[Dataset records]
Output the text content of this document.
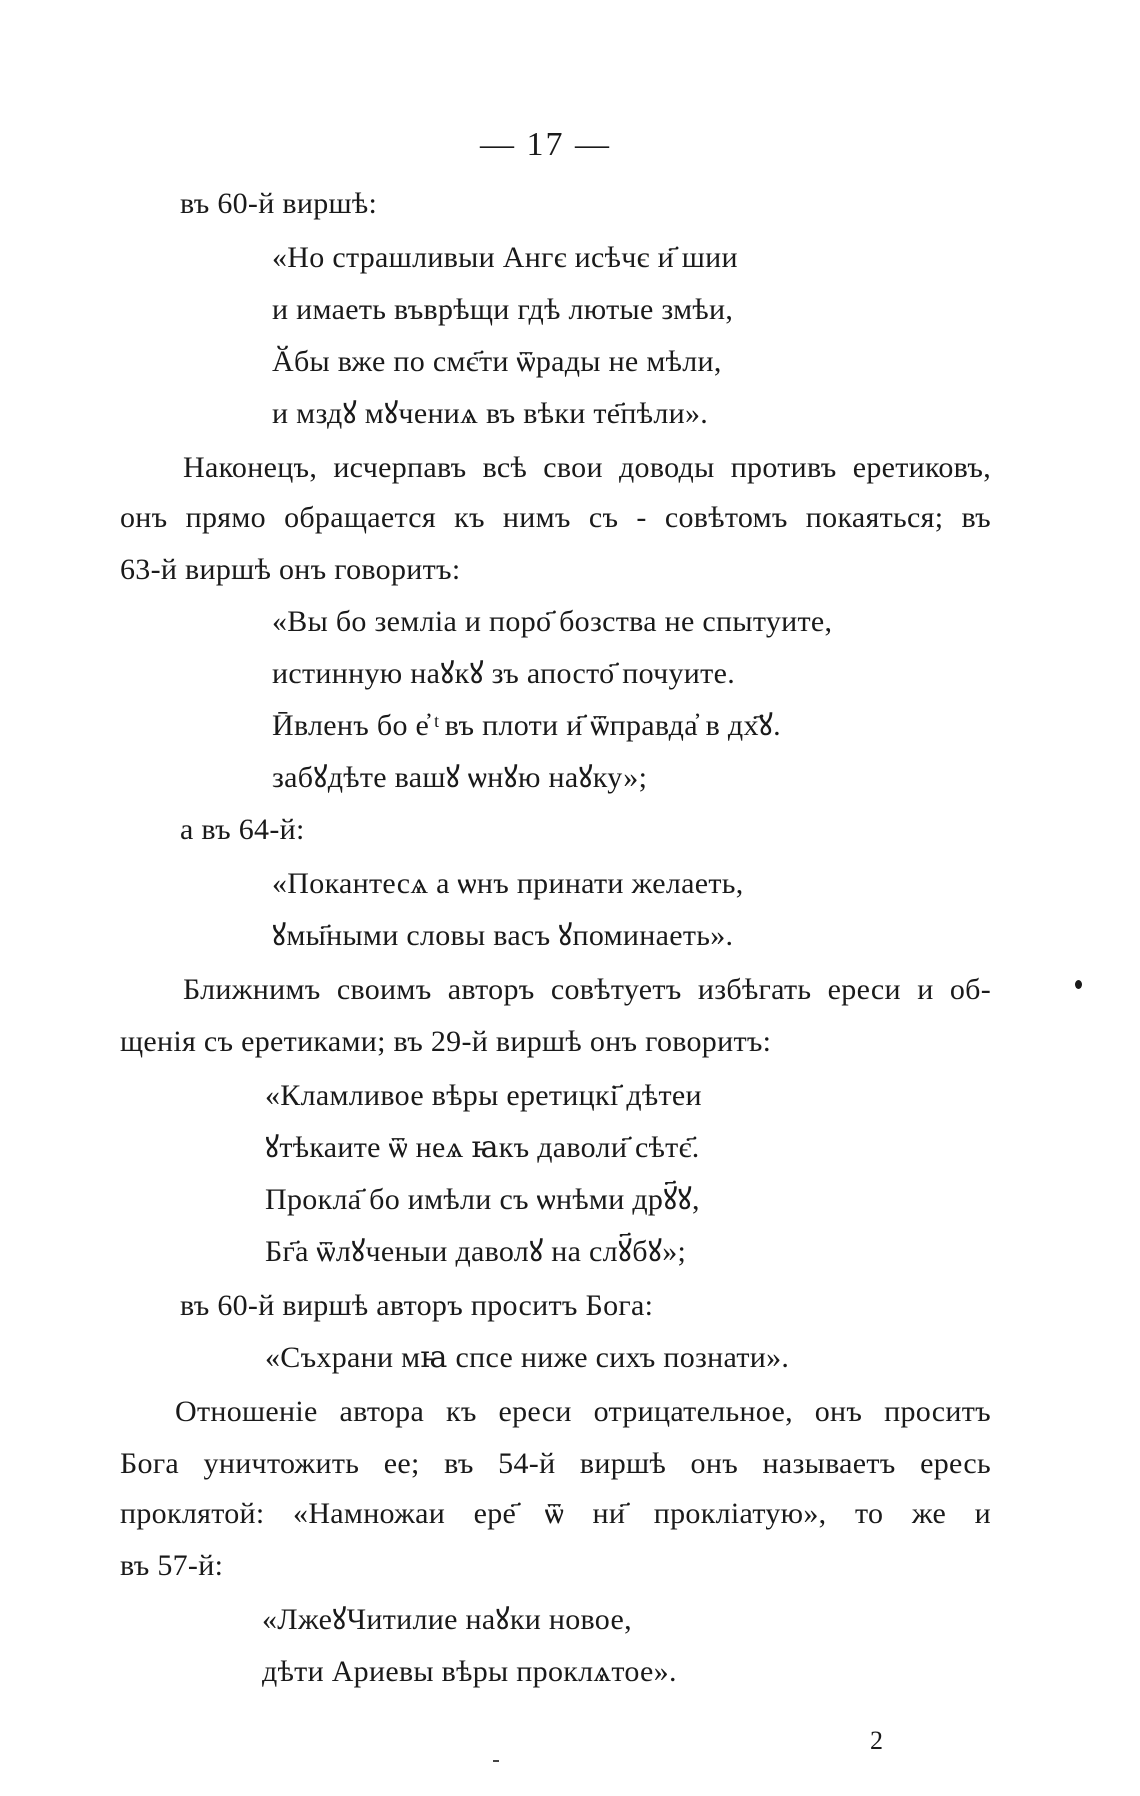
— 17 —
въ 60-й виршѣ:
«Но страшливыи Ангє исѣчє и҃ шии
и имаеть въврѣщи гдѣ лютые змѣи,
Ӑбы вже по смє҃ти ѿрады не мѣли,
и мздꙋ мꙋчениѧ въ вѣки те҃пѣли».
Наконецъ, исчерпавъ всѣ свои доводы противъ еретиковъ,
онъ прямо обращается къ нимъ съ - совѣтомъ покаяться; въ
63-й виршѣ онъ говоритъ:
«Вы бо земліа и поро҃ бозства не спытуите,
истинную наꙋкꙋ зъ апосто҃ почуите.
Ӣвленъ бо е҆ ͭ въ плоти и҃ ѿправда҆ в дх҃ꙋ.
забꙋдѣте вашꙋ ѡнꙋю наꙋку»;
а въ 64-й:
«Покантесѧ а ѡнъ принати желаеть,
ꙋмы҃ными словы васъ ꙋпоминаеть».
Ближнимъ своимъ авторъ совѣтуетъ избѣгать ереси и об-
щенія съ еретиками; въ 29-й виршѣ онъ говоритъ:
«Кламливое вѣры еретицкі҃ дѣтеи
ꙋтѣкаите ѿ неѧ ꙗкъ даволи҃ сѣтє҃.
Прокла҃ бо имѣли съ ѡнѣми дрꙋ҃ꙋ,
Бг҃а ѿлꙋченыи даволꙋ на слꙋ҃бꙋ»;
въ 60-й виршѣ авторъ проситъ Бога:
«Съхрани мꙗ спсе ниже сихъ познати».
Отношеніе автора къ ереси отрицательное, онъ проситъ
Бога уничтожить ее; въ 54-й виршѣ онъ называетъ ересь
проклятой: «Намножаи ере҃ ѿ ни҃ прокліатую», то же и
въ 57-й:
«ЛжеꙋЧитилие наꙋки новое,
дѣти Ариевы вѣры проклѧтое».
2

### [Set task]
Using the material above, return every line exactly as it appears, minus the pictures.

### [Completed exercise]
Output the text content of this document.
— 17 —
въ 60-й виршѣ:
«Но страшливыи Ангє исѣчє и҃ шии
и имаеть въврѣщи гдѣ лютые змѣи,
Ӑбы вже по смє҃ти ѿрады не мѣли,
и мздꙋ мꙋчениѧ въ вѣки те҃пѣли».
Наконецъ, исчерпавъ всѣ свои доводы противъ еретиковъ,
онъ прямо обращается къ нимъ съ - совѣтомъ покаяться; въ
63-й виршѣ онъ говоритъ:
«Вы бо земліа и поро҃ бозства не спытуите,
истинную наꙋкꙋ зъ апосто҃ почуите.
Ӣвленъ бо е҆ ͭ въ плоти и҃ ѿправда҆ в дх҃ꙋ.
забꙋдѣте вашꙋ ѡнꙋю наꙋку»;
а въ 64-й:
«Покантесѧ а ѡнъ принати желаеть,
ꙋмы҃ными словы васъ ꙋпоминаеть».
Ближнимъ своимъ авторъ совѣтуетъ избѣгать ереси и об-
щенія съ еретиками; въ 29-й виршѣ онъ говоритъ:
«Кламливое вѣры еретицкі҃ дѣтеи
ꙋтѣкаите ѿ неѧ ꙗкъ даволи҃ сѣтє҃.
Прокла҃ бо имѣли съ ѡнѣми дрꙋ҃ꙋ,
Бг҃а ѿлꙋченыи даволꙋ на слꙋ҃бꙋ»;
въ 60-й виршѣ авторъ проситъ Бога:
«Съхрани мꙗ спсе ниже сихъ познати».
Отношеніе автора къ ереси отрицательное, онъ проситъ
Бога уничтожить ее; въ 54-й виршѣ онъ называетъ ересь
проклятой: «Намножаи ере҃ ѿ ни҃ прокліатую», то же и
въ 57-й:
«ЛжеꙋЧитилие наꙋки новое,
дѣти Ариевы вѣры проклѧтое».
2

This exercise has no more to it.